Extracted data entries
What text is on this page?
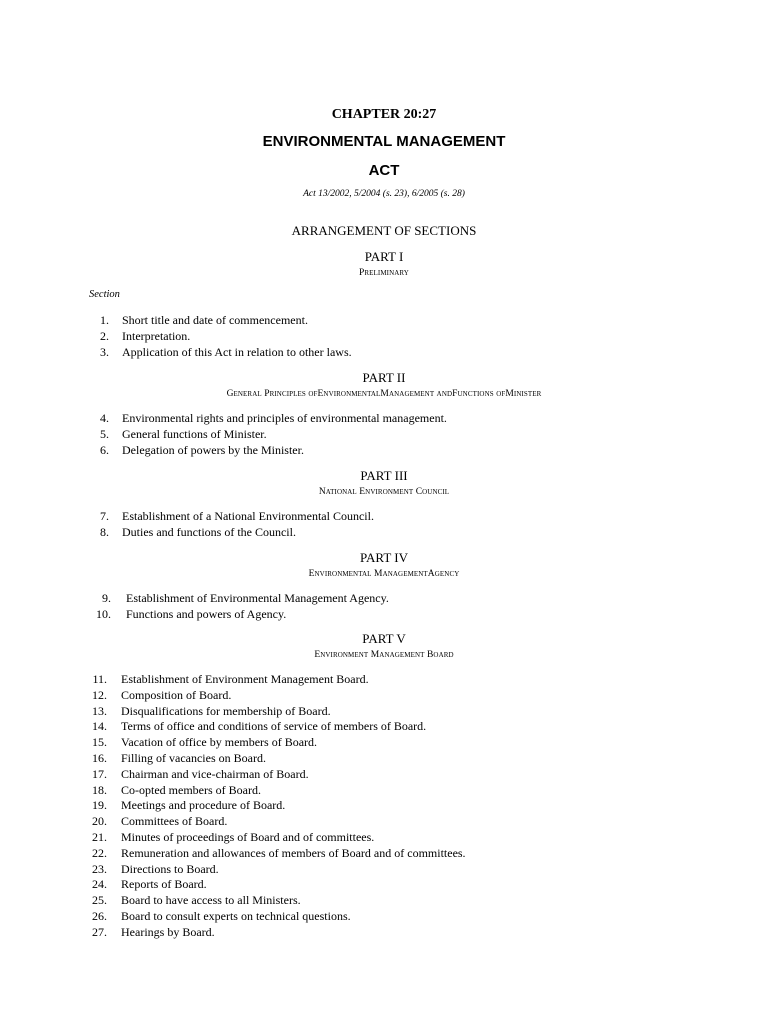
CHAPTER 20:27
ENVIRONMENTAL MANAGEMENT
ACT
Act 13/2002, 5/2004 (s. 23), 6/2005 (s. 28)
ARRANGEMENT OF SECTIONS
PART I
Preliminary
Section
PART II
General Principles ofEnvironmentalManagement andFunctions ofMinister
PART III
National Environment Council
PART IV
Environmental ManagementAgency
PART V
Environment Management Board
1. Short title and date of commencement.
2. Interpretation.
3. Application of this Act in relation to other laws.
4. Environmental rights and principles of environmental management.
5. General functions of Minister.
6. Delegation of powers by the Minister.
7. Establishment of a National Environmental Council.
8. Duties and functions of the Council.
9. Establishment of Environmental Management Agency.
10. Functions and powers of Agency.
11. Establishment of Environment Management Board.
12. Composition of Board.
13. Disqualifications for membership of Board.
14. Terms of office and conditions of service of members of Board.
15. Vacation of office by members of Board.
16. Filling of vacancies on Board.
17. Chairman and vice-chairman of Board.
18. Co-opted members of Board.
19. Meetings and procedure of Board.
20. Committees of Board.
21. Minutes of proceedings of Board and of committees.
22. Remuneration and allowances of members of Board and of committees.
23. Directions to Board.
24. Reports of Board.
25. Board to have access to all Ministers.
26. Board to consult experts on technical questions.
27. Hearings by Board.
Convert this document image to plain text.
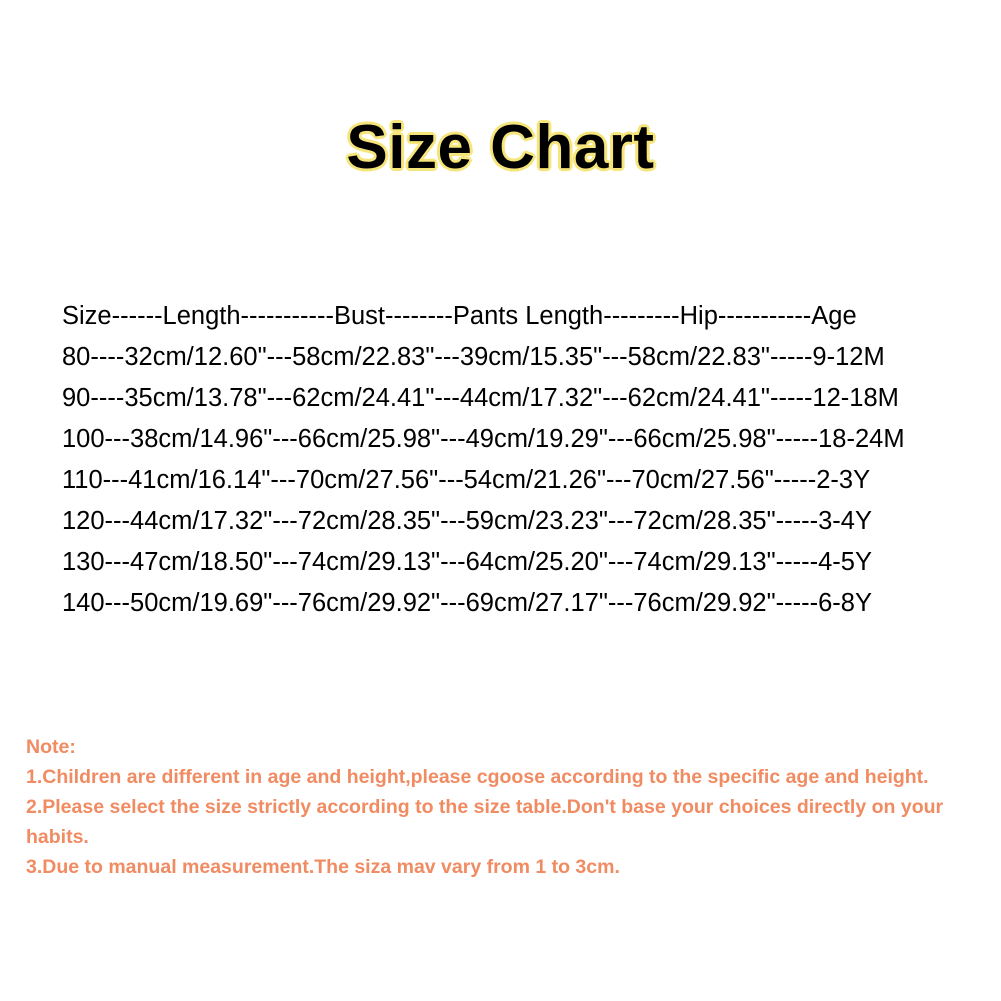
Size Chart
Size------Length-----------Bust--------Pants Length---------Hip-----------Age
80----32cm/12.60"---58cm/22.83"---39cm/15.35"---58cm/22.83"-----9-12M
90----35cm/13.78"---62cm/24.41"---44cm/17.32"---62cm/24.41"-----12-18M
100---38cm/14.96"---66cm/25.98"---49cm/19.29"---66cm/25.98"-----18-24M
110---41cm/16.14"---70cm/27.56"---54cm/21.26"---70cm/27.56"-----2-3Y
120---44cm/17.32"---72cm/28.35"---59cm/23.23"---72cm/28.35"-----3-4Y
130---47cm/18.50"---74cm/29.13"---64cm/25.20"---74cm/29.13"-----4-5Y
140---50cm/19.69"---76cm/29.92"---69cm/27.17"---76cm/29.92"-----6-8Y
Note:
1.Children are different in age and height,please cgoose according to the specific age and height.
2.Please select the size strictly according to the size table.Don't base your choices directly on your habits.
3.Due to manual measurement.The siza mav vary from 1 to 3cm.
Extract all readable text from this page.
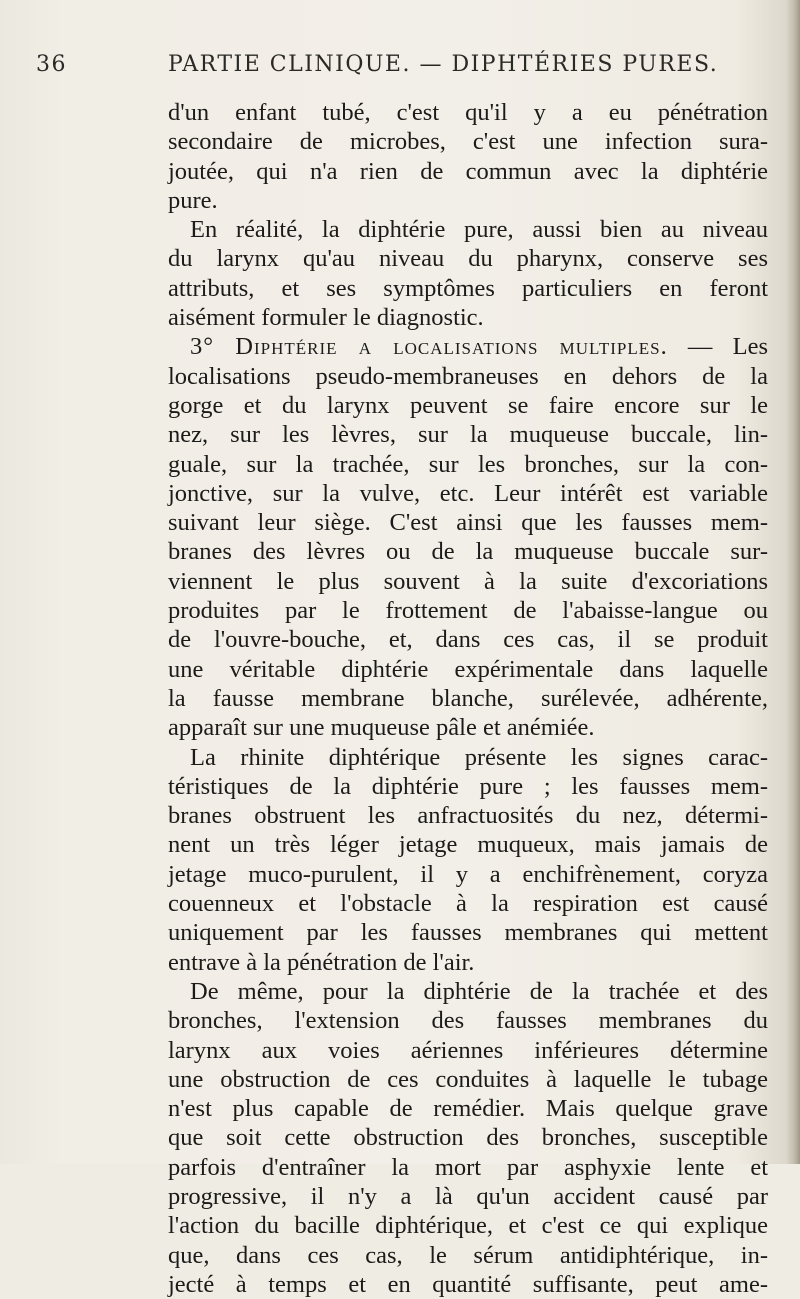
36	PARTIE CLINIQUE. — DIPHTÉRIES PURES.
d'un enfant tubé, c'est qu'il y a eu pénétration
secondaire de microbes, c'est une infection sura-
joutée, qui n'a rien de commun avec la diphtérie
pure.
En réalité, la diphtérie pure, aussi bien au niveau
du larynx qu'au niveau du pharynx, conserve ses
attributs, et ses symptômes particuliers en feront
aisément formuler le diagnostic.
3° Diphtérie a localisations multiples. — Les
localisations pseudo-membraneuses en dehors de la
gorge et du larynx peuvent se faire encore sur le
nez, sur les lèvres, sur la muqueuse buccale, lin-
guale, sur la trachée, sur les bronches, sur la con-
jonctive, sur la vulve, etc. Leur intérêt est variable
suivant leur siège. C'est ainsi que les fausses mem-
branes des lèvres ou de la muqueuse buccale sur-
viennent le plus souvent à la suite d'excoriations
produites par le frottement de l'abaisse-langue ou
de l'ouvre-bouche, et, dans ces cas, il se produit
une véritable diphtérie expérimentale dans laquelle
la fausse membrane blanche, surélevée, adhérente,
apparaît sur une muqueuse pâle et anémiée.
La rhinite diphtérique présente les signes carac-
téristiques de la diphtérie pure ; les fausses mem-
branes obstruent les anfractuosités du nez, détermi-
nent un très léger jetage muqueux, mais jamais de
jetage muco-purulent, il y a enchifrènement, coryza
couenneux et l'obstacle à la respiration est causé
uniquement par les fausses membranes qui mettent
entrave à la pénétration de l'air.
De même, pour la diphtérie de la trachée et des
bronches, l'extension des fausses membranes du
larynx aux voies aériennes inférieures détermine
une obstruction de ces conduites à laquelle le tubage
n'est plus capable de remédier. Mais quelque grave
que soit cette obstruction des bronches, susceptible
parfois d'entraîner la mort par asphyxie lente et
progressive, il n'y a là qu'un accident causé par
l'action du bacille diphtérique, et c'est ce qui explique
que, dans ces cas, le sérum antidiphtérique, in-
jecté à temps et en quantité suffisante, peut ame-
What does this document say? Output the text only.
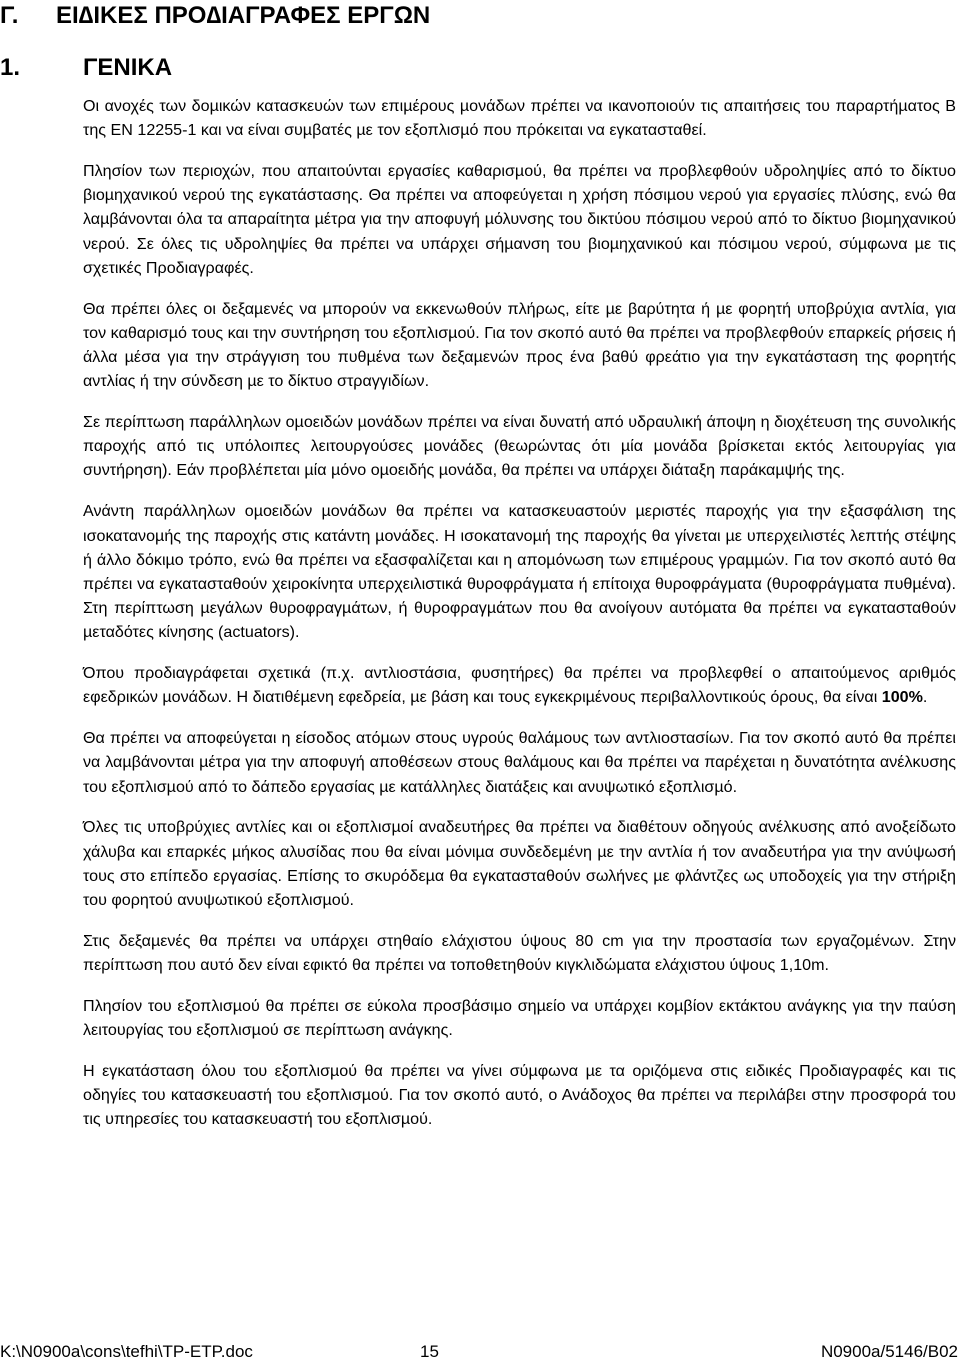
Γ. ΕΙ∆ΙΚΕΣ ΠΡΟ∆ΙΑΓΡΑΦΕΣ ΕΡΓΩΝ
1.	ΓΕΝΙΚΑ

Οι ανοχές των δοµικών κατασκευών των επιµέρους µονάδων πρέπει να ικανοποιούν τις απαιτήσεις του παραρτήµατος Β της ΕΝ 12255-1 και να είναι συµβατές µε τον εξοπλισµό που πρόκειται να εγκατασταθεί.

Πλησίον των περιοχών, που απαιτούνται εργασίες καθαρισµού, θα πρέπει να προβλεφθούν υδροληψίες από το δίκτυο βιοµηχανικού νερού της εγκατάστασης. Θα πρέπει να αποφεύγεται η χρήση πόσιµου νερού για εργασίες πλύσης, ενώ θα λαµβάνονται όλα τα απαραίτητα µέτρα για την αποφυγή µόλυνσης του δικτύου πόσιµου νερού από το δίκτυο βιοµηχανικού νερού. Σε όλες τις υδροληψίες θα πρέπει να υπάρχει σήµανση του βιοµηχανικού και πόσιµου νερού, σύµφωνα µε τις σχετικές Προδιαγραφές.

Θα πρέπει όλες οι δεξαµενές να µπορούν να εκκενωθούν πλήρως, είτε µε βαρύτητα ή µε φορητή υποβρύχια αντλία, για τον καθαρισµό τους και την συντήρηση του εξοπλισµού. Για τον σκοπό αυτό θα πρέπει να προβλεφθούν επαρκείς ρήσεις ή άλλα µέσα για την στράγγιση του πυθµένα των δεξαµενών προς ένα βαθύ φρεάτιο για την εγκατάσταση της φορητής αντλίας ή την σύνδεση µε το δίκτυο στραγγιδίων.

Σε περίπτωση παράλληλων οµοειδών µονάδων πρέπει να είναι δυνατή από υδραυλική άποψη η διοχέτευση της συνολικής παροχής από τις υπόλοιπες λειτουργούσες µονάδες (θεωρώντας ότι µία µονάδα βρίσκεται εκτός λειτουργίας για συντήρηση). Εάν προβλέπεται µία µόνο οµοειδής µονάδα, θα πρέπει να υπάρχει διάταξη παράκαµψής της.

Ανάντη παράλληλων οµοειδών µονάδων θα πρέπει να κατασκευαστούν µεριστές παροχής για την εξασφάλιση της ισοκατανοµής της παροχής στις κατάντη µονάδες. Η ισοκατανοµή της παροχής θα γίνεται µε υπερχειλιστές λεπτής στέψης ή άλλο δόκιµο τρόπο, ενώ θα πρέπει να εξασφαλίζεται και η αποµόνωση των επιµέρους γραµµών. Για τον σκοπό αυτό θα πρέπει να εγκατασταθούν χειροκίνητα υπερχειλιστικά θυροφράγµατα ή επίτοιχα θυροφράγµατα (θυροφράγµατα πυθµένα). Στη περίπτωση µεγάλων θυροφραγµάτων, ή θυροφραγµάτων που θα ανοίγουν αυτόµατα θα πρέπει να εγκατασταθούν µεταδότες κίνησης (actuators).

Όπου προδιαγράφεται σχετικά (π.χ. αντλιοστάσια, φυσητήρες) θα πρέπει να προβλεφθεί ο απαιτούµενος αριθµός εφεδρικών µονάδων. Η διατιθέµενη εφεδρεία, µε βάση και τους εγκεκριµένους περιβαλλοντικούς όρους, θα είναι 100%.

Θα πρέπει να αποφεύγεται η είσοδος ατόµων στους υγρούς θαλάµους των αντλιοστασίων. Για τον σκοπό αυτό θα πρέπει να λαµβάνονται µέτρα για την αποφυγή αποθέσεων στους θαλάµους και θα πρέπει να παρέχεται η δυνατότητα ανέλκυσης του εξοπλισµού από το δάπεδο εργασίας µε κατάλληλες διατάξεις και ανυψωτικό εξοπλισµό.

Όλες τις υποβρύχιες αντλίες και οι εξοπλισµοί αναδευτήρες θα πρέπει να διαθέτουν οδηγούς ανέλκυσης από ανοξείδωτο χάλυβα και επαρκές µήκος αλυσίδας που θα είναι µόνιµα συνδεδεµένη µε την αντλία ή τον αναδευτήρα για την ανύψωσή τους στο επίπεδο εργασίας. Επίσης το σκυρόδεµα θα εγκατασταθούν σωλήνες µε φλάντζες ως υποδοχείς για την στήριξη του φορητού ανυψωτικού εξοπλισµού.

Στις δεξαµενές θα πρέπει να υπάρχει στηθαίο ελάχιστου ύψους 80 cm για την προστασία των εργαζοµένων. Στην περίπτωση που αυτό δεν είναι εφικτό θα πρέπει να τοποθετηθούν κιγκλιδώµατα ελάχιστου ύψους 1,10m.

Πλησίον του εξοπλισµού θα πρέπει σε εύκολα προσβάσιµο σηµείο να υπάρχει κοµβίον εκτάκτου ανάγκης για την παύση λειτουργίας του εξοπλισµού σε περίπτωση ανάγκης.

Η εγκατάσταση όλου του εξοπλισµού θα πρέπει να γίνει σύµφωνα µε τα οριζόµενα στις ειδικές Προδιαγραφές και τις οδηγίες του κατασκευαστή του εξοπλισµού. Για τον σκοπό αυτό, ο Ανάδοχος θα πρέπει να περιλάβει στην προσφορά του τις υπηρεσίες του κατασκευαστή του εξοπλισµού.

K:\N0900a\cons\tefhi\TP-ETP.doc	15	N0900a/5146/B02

Exercise instructions: List each line of the records that holds the string "office".

Full output:
14. Terms of office and conditions of service of members of Board.
15. Vacation of office by members of Board.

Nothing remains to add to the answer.